* WHAT THE EXERCISE ASKS: Show every line containing "kind" by copying it.

=== DATA FOR THE TASK ===

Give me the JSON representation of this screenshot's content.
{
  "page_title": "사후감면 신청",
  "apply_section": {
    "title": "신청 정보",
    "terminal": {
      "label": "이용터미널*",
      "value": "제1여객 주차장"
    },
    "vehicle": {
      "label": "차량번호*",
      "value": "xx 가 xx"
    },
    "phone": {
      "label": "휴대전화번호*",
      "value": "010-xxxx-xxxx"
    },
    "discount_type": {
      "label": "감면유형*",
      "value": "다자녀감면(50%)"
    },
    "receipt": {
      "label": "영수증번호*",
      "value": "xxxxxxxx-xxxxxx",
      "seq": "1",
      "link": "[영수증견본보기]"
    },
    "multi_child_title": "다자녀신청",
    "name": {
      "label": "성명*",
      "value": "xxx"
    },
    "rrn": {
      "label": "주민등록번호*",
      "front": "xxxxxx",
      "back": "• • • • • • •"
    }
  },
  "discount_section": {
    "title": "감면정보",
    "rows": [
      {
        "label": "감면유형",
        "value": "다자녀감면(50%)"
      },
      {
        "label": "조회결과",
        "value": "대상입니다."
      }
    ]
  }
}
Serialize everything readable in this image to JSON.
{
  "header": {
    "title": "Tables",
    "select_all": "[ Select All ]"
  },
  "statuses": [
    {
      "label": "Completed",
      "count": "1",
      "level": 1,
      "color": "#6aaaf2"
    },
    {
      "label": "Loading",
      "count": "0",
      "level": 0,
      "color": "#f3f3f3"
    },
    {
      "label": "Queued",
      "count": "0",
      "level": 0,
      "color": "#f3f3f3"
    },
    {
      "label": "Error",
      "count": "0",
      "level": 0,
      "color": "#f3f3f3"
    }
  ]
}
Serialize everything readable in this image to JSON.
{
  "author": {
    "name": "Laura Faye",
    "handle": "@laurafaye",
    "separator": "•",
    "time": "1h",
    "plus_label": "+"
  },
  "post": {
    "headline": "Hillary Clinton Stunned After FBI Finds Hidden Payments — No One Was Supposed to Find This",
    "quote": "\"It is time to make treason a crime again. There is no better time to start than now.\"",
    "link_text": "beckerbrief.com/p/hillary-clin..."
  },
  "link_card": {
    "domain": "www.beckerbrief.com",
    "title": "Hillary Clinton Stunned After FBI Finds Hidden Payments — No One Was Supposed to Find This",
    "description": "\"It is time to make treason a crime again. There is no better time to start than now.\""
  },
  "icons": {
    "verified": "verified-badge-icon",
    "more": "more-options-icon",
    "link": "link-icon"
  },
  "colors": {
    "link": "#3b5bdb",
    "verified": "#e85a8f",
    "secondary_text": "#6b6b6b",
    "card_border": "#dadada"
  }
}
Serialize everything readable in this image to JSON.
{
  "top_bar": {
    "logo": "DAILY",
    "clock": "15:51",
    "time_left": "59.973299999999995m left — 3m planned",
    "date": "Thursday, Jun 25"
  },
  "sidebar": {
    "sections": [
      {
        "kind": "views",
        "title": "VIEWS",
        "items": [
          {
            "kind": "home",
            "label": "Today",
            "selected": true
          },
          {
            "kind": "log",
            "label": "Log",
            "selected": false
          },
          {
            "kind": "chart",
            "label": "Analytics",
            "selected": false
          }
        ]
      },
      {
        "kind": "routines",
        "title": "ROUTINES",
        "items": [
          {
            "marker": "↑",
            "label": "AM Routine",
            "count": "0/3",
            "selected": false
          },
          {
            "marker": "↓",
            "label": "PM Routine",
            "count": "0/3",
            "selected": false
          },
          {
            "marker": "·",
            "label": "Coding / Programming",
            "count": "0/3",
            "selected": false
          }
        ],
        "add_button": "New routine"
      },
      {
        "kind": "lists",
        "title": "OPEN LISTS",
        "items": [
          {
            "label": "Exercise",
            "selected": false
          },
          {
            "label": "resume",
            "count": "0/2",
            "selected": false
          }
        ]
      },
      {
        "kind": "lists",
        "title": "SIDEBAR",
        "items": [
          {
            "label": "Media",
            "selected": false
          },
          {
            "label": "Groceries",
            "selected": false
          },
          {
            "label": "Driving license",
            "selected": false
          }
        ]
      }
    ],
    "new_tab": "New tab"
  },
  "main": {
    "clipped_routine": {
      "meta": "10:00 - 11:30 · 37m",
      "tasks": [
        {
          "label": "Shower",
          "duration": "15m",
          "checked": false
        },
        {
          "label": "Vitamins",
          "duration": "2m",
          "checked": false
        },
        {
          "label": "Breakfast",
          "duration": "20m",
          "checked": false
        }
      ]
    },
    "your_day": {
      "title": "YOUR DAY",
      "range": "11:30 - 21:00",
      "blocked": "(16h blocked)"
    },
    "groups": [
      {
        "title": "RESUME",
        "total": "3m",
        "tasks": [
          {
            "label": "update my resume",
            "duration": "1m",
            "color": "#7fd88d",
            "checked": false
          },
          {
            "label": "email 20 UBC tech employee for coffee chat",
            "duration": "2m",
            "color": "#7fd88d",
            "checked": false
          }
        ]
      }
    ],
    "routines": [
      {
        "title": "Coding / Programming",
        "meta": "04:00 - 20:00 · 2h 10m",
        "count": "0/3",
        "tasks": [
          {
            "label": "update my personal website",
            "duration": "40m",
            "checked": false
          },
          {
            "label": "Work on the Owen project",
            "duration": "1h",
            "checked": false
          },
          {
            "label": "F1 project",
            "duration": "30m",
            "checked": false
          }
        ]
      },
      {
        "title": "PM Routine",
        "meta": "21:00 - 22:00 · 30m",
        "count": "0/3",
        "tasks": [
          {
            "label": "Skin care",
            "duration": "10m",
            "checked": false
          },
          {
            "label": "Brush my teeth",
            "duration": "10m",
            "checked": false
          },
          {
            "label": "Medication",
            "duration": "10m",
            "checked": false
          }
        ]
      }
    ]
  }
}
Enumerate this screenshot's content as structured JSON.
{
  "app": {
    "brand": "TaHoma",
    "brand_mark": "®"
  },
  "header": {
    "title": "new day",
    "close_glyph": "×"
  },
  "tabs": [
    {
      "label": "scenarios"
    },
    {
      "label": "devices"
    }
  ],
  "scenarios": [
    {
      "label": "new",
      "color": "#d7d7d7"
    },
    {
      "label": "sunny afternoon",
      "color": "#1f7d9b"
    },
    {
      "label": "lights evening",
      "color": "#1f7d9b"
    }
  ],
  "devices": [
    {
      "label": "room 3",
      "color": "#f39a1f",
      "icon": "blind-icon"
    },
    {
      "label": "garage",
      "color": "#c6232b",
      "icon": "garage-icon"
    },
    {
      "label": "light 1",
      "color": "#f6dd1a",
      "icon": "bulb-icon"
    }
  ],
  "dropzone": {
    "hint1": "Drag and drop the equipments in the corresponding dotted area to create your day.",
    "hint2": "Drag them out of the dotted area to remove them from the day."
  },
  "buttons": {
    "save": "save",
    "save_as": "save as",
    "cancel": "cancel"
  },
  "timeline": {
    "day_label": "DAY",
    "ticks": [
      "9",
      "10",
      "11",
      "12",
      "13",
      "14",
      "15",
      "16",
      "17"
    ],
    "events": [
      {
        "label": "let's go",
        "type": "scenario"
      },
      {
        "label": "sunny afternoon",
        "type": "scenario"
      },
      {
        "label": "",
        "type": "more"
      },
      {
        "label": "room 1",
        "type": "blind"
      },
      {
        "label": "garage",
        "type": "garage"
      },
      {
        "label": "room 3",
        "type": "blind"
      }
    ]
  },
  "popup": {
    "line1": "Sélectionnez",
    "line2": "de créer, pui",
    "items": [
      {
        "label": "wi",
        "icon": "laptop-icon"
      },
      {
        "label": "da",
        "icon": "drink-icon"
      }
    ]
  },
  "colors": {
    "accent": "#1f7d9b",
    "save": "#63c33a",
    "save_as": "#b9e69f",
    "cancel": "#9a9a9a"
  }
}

===

* SOLUTION FOR THIS PROBLEM:
        "kind": "views",
            "kind": "home",
            "kind": "log",
            "kind": "chart",
        "kind": "routines",
        "kind": "lists",
        "kind": "lists",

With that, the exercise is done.